▶ _DESCRIPTION OF THE TASK_: How many lines hold the string "count"? Reply with the number alone.

— START OF EXCERPTED DATA —

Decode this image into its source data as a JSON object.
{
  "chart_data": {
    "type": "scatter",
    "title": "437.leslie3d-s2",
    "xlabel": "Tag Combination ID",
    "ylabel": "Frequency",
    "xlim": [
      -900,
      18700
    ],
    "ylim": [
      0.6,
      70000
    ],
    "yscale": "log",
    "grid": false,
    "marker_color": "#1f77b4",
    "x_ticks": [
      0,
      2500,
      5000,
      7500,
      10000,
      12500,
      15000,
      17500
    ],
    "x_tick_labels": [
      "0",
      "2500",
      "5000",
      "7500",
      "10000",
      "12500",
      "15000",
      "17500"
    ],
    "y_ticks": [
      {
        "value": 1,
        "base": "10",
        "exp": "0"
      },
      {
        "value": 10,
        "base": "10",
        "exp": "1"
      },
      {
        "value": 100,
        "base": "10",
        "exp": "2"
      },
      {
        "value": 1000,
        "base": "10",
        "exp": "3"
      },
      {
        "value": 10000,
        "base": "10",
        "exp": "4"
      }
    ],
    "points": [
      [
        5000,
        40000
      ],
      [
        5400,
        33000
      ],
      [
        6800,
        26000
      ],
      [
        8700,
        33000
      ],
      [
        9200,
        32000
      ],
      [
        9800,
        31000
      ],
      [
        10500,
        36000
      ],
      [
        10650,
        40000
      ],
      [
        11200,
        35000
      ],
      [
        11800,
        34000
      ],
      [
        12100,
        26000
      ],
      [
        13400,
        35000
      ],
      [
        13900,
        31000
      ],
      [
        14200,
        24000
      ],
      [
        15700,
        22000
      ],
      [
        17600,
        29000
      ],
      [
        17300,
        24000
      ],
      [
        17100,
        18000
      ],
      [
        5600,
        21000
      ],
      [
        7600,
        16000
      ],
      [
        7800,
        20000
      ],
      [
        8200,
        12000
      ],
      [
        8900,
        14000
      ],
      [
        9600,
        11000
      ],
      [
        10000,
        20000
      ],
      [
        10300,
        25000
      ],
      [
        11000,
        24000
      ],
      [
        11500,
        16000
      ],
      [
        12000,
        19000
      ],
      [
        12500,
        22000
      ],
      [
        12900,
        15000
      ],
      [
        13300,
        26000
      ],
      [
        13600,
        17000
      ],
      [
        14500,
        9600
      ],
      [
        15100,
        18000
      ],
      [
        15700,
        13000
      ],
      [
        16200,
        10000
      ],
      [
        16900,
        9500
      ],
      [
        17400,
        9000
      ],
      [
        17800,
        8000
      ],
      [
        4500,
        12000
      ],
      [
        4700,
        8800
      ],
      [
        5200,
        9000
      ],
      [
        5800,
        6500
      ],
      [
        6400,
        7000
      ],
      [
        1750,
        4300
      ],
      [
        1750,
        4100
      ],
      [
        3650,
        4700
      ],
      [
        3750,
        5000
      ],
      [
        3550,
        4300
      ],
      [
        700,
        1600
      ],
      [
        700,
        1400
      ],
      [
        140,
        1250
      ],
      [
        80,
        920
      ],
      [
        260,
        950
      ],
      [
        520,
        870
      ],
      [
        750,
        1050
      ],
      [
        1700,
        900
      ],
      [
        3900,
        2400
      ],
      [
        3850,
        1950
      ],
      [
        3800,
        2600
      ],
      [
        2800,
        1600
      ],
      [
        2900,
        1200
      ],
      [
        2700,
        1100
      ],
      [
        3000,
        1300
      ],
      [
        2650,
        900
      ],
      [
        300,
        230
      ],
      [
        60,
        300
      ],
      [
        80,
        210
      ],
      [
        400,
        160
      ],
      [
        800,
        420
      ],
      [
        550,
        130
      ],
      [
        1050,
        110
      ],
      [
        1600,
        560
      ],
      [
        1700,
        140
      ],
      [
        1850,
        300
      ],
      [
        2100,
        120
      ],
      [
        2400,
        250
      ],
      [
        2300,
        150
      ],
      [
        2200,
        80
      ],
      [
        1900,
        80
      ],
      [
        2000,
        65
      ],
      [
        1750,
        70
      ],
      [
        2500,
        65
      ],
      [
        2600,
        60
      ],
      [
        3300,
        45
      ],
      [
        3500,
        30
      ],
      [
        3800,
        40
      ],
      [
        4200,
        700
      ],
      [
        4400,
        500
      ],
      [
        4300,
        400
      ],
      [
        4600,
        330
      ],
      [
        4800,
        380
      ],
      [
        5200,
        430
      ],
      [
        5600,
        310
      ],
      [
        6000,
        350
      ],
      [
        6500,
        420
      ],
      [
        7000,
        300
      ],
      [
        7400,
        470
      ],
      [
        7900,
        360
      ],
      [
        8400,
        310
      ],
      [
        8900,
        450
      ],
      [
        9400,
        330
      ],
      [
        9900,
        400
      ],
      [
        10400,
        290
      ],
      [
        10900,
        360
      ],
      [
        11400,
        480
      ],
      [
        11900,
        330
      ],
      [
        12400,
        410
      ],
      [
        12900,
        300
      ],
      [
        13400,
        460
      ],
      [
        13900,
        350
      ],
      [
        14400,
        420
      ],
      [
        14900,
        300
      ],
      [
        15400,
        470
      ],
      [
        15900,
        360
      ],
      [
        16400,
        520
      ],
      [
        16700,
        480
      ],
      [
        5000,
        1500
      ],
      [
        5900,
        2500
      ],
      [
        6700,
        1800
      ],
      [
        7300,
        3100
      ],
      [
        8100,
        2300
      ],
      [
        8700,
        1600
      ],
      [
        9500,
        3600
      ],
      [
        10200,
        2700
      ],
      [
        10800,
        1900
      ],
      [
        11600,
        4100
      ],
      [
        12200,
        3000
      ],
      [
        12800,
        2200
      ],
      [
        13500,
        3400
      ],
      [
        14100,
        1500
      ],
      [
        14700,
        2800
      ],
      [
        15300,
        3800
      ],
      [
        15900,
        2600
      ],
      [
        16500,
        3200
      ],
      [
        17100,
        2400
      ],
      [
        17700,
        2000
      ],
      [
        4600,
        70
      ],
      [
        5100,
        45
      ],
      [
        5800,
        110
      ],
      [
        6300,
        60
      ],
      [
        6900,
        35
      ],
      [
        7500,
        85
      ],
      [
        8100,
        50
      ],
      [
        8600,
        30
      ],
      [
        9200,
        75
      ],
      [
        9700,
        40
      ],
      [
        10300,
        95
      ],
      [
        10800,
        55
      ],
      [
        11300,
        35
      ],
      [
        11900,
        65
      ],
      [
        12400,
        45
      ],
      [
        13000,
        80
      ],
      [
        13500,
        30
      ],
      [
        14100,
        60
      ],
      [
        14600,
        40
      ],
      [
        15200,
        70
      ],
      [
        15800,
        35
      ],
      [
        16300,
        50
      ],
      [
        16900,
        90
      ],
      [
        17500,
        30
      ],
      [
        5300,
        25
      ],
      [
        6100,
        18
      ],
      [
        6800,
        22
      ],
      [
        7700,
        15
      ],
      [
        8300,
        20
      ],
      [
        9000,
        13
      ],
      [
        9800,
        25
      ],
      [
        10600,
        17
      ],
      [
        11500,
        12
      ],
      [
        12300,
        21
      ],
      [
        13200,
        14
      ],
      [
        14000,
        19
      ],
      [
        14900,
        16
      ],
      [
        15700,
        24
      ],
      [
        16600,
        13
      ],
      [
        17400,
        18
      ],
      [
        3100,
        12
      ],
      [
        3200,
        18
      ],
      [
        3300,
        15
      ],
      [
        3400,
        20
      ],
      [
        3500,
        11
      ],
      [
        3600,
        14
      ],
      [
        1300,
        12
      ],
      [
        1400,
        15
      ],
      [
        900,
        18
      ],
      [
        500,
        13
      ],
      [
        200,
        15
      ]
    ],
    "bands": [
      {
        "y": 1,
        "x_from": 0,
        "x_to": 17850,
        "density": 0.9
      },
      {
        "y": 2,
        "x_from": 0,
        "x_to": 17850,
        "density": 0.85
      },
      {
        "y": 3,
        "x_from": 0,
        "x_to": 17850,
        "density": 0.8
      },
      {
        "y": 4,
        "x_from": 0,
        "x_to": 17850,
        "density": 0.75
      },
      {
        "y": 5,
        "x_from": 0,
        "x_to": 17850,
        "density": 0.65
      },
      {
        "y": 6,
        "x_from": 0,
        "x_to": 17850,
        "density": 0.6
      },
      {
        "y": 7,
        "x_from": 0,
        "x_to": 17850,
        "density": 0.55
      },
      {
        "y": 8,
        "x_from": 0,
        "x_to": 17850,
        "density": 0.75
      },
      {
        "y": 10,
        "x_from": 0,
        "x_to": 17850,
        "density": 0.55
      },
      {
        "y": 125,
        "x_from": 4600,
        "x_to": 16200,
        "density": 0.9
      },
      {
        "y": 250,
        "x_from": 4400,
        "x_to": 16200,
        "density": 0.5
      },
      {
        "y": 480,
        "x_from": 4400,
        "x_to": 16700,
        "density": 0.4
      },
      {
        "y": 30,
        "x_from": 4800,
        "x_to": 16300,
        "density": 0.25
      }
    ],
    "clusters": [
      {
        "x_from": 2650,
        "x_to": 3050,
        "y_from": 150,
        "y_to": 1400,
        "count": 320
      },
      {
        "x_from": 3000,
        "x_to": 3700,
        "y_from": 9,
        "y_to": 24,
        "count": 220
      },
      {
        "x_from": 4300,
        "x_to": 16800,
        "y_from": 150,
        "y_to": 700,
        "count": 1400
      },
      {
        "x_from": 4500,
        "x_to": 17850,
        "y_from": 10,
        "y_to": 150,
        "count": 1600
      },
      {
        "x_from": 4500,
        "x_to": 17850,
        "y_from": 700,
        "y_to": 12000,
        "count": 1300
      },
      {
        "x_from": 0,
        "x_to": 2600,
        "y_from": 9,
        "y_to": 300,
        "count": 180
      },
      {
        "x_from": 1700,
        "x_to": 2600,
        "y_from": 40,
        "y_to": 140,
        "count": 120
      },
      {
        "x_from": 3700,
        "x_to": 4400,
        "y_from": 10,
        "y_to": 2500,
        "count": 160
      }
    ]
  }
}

— END OF EXCERPTED DATA —

▶ _ANSWER TO THE TASK_: 8